WRITTEN EXERCISE: Copy out the passage on aligning marketing and sales word for word, in full.

TEXT PROVIDED:
*****
The more senior you are in your organization the more likely it is that you think these actions should be (whether or not they can be) handled by others in your organization.

The reality is that not only are they not being managed by others, they’re likely being mismanaged. It’s not that your people are incompetent, they just haven’t been given the right direction. They are herded into a direction of ineffectiveness by the actions or inactions of others in your company. Here is what you must do to fix it:

  1. Agree on market, lead definition, message

Walk out of your office and ask the first three marketers and the first three sales executives you see these three questions:

  1. How do you define our market?
  2. What constitutes a good lead?
  3. What is it that we sell?

I suspect that you will get different answers to these strategic questions.

Here’s a story that drives home the point: Some years ago, I worked with a client that had $100 million in venture capital and an experienced management team. Within three years the client, which had superior products, had blown the money and was absorbed in a fire sale by their largest competitor.

So, what happened? Marketing marketed point solutions to mid-sized companies while sales was only interested in enterprise deals at larger companies. The elephant-hunting sales team was put through an extensive boot camp (at the cost of $15,000 a head) and $250,000 was spent on a logo and tagline by marketing.
*****
SOURCE MATERIAL:
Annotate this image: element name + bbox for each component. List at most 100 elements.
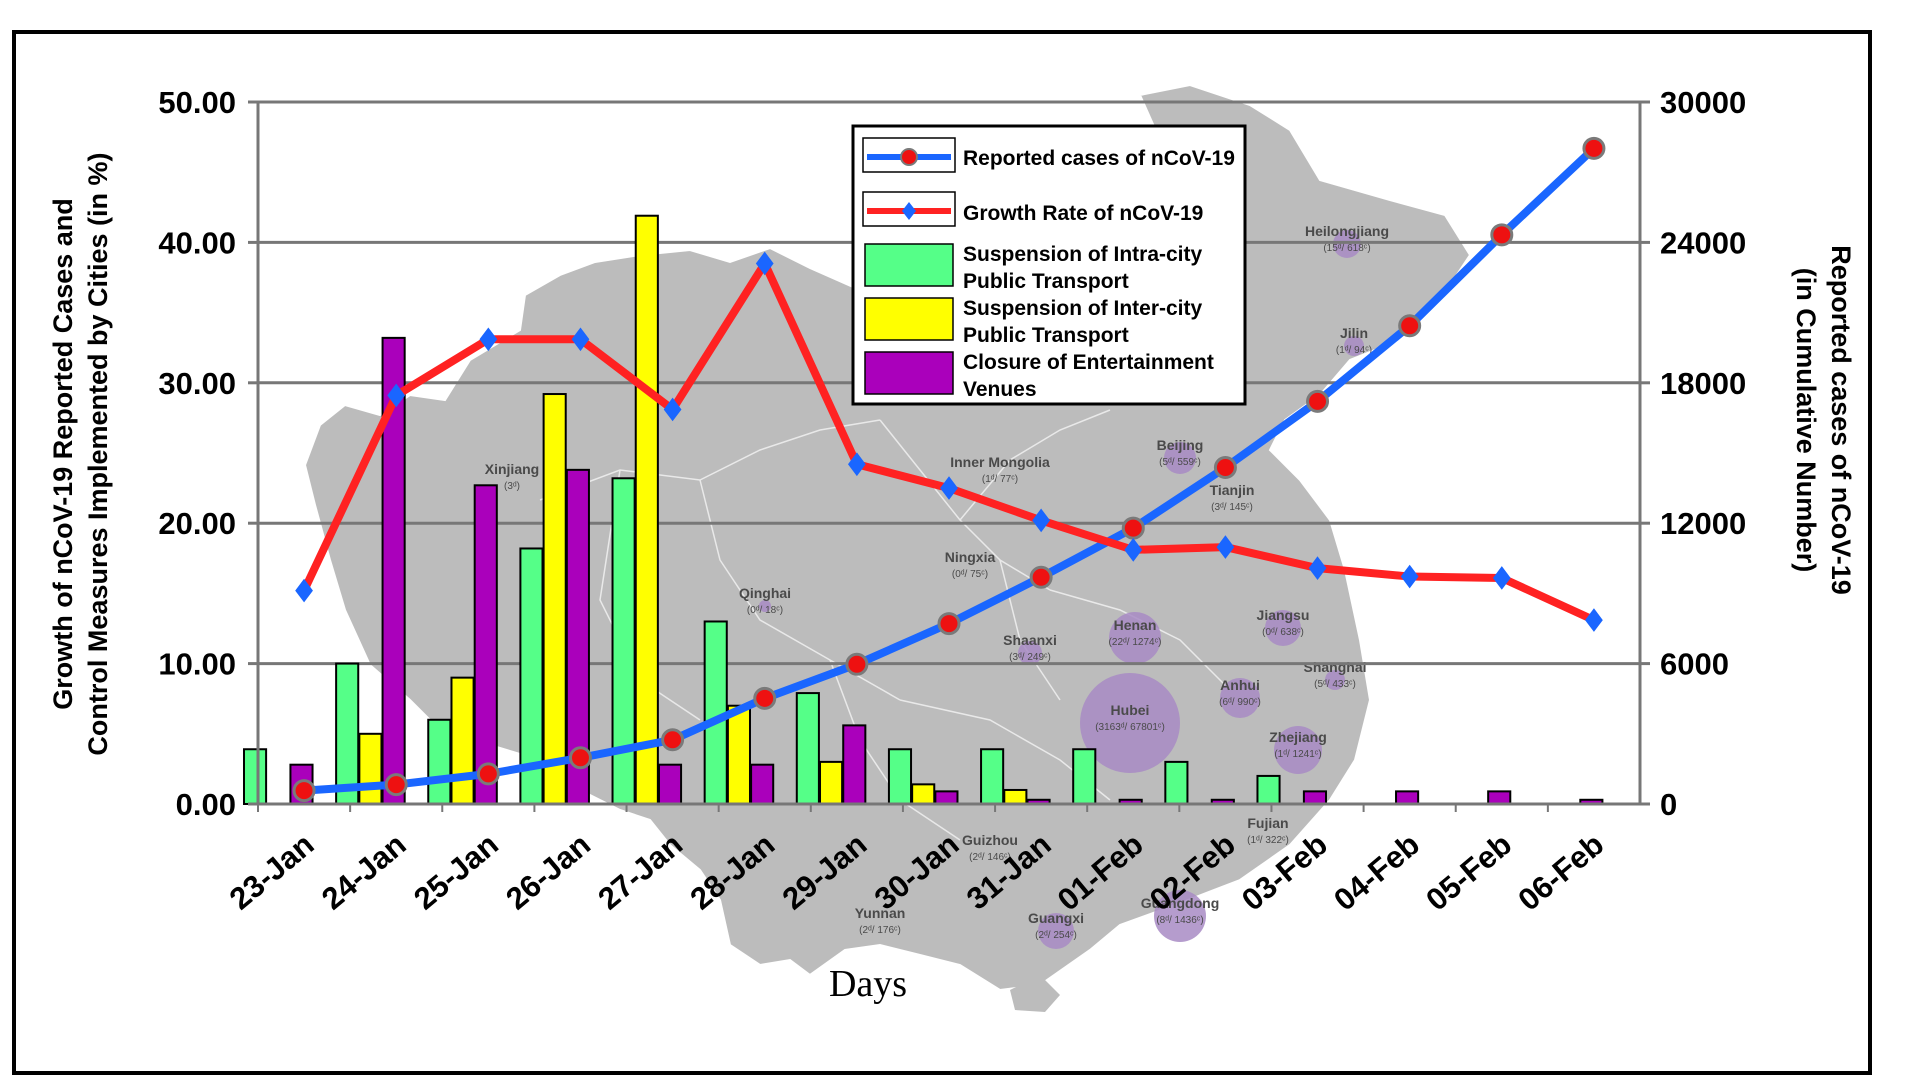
*****
ANSWER:
The more senior you are in your organization the more likely it is that you think these actions should be (whether or not they can be) handled by others in your organization.

The reality is that not only are they not being managed by others, they’re likely being mismanaged. It’s not that your people are incompetent, they just haven’t been given the right direction. They are herded into a direction of ineffectiveness by the actions or inactions of others in your company. Here is what you must do to fix it:

  1. Agree on market, lead definition, message

Walk out of your office and ask the first three marketers and the first three sales executives you see these three questions:

  1. How do you define our market?
  2. What constitutes a good lead?
  3. What is it that we sell?

I suspect that you will get different answers to these strategic questions.

Here’s a story that drives home the point: Some years ago, I worked with a client that had $100 million in venture capital and an experienced management team. Within three years the client, which had superior products, had blown the money and was absorbed in a fire sale by their largest competitor.

So, what happened? Marketing marketed point solutions to mid-sized companies while sales was only interested in enterprise deals at larger companies. The elephant-hunting sales team was put through an extensive boot camp (at the cost of $15,000 a head) and $250,000 was spent on a logo and tagline by marketing.